Requirement
Your task is to filter the data below down to the lines holding "gamma".

Records provided
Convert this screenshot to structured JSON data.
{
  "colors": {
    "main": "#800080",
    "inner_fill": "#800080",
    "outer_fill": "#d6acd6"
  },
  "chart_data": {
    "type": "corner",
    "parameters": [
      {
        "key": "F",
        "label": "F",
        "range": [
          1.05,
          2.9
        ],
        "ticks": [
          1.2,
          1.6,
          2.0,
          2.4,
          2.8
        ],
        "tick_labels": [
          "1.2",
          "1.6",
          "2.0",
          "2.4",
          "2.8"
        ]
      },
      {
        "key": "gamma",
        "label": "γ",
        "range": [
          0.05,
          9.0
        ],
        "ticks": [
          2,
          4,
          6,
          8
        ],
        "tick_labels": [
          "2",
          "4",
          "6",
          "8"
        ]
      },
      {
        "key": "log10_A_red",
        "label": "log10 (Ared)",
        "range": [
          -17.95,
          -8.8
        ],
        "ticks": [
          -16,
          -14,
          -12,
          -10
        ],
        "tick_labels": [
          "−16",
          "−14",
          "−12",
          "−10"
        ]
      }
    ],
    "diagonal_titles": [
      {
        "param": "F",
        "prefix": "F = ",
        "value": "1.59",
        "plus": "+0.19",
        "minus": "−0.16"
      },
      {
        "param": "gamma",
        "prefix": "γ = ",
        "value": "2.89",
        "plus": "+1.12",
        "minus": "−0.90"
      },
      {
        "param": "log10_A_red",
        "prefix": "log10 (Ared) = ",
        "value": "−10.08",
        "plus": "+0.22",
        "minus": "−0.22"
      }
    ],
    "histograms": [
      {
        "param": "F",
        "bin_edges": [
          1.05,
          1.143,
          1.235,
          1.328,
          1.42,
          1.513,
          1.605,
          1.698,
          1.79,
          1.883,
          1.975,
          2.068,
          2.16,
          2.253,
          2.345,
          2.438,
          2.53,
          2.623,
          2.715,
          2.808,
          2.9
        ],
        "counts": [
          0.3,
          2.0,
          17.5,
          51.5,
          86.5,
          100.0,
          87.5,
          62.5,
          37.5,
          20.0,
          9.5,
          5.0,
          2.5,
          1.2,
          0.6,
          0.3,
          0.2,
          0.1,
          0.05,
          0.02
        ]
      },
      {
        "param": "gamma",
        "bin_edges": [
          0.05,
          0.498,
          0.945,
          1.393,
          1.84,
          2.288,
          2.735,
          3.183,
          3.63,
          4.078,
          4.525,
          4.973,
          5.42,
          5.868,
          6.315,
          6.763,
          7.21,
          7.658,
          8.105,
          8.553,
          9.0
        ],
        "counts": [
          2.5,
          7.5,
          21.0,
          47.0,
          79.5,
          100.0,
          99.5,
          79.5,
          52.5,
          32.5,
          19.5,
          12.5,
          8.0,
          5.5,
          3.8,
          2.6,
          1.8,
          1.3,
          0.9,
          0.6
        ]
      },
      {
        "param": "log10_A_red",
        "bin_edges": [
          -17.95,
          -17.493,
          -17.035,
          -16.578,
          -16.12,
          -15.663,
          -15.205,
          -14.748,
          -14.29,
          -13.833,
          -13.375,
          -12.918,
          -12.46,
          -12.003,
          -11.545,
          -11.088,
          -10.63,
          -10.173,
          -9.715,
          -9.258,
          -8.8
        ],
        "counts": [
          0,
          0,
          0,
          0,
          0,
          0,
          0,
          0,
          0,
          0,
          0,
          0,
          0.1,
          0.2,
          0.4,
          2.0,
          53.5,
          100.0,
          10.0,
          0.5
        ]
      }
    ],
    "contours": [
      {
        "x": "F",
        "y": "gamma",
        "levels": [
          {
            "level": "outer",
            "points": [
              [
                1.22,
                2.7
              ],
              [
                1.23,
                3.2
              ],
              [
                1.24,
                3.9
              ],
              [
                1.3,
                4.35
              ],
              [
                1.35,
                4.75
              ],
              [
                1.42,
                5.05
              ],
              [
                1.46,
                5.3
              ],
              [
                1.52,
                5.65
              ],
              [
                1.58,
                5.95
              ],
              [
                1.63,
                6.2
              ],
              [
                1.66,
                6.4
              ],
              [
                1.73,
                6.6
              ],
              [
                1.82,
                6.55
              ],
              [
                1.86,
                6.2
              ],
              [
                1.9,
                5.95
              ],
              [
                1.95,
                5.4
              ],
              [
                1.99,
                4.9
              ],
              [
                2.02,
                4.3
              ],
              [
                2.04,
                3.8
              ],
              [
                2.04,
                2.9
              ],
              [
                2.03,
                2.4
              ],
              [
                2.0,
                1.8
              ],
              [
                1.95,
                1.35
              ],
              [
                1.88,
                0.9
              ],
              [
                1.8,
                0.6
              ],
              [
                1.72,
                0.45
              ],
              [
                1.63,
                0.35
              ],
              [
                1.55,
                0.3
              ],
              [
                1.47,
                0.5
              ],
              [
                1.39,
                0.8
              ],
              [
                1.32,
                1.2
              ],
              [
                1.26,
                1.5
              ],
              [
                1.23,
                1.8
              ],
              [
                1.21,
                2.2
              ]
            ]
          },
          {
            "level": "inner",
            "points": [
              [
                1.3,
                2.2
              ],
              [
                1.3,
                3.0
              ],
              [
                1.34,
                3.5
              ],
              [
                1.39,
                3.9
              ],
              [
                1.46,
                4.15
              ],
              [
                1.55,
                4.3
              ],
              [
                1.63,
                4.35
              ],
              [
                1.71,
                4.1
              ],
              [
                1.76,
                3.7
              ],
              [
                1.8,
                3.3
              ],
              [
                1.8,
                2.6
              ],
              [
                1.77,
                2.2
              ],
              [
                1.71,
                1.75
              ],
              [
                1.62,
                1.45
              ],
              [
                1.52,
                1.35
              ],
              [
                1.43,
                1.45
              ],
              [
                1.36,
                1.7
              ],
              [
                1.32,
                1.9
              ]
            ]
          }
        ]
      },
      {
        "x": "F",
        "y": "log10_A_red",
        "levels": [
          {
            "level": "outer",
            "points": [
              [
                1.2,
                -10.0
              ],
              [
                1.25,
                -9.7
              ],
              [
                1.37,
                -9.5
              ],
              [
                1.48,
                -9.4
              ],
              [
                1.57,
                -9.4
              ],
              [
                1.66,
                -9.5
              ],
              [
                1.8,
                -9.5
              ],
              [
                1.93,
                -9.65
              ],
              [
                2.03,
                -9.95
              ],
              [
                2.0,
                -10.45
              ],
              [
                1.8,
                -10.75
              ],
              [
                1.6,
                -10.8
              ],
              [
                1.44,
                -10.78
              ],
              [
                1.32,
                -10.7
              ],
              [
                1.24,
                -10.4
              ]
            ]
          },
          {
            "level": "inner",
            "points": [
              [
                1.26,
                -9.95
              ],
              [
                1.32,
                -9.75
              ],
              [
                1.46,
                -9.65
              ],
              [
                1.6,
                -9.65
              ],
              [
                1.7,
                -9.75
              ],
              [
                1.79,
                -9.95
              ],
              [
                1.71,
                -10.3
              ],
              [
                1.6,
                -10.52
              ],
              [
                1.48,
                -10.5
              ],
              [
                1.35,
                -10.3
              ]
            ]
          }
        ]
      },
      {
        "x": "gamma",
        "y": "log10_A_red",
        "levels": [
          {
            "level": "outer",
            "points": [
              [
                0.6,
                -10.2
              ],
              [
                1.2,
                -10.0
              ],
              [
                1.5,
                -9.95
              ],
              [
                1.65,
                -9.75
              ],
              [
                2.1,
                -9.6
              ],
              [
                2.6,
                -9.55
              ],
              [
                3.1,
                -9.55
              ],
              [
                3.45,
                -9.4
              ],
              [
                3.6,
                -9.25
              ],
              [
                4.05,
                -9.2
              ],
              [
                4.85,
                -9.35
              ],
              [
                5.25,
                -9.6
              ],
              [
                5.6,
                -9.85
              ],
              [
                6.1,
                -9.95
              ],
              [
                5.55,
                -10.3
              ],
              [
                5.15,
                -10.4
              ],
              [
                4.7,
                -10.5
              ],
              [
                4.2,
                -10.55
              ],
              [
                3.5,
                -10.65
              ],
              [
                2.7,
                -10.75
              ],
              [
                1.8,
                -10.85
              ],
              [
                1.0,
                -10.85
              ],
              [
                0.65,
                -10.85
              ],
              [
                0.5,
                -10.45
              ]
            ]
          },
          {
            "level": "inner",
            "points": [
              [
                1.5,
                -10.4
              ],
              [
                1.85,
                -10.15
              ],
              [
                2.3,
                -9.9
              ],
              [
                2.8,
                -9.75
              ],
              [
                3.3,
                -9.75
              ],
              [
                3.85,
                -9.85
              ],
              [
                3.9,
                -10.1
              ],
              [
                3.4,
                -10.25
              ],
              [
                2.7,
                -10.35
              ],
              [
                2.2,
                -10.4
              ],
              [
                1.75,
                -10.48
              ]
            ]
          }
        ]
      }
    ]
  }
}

Output
        "key": "gamma",
        "param": "gamma",
        "param": "gamma",
        "y": "gamma",
        "x": "gamma",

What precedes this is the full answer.